__What the task asks__:
Report all lines from the entries below in which "عقود" appears.

__Record excerpts__:
======

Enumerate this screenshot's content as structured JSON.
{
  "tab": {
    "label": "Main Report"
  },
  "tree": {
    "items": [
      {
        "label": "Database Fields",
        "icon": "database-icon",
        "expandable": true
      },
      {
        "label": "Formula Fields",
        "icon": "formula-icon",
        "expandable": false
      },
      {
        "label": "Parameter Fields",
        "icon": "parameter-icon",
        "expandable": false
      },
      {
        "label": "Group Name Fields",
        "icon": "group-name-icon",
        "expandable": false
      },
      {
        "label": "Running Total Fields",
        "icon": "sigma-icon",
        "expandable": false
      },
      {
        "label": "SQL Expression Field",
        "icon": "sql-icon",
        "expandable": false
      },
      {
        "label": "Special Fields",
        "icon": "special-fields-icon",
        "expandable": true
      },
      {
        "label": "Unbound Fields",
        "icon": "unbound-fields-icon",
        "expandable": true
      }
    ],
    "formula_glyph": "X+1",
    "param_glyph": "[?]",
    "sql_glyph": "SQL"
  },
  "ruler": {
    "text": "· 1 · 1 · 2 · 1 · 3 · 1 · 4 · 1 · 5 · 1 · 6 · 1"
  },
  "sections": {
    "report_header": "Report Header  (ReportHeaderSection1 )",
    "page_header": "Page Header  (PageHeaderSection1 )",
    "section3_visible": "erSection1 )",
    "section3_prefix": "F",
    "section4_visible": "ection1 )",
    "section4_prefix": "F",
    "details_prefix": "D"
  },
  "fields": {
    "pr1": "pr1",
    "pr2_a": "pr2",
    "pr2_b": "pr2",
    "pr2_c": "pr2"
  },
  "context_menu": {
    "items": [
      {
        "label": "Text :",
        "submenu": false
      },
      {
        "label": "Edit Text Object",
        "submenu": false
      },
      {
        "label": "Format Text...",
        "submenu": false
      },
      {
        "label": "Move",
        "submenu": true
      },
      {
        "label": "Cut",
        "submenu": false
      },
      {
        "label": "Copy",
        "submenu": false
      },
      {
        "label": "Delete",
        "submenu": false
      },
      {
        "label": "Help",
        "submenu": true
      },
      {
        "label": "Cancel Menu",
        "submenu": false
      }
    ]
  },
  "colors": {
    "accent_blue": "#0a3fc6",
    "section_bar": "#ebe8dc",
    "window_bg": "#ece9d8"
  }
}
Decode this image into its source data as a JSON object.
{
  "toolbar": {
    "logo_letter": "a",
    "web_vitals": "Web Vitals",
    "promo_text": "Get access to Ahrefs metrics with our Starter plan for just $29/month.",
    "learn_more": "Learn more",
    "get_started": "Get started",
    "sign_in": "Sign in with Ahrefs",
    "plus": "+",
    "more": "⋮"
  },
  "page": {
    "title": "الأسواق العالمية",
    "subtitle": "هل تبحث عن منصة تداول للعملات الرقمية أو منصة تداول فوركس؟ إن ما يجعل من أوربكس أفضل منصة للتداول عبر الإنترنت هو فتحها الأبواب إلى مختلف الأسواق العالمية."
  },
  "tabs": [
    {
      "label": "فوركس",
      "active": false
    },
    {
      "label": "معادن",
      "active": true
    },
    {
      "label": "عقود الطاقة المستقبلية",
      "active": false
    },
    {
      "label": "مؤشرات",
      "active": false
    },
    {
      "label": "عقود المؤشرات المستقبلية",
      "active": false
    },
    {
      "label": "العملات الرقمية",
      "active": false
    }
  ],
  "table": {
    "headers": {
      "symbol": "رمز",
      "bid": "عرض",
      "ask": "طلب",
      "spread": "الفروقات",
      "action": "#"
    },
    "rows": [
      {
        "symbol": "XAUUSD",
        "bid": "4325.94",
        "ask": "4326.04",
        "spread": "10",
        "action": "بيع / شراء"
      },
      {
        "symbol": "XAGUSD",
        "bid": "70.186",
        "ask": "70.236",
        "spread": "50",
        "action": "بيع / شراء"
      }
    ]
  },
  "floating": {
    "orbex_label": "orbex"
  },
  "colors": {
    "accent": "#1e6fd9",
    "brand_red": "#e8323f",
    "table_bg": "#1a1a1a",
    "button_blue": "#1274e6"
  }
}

======

__The completed task__:
      "label": "عقود الطاقة المستقبلية",
      "label": "عقود المؤشرات المستقبلية",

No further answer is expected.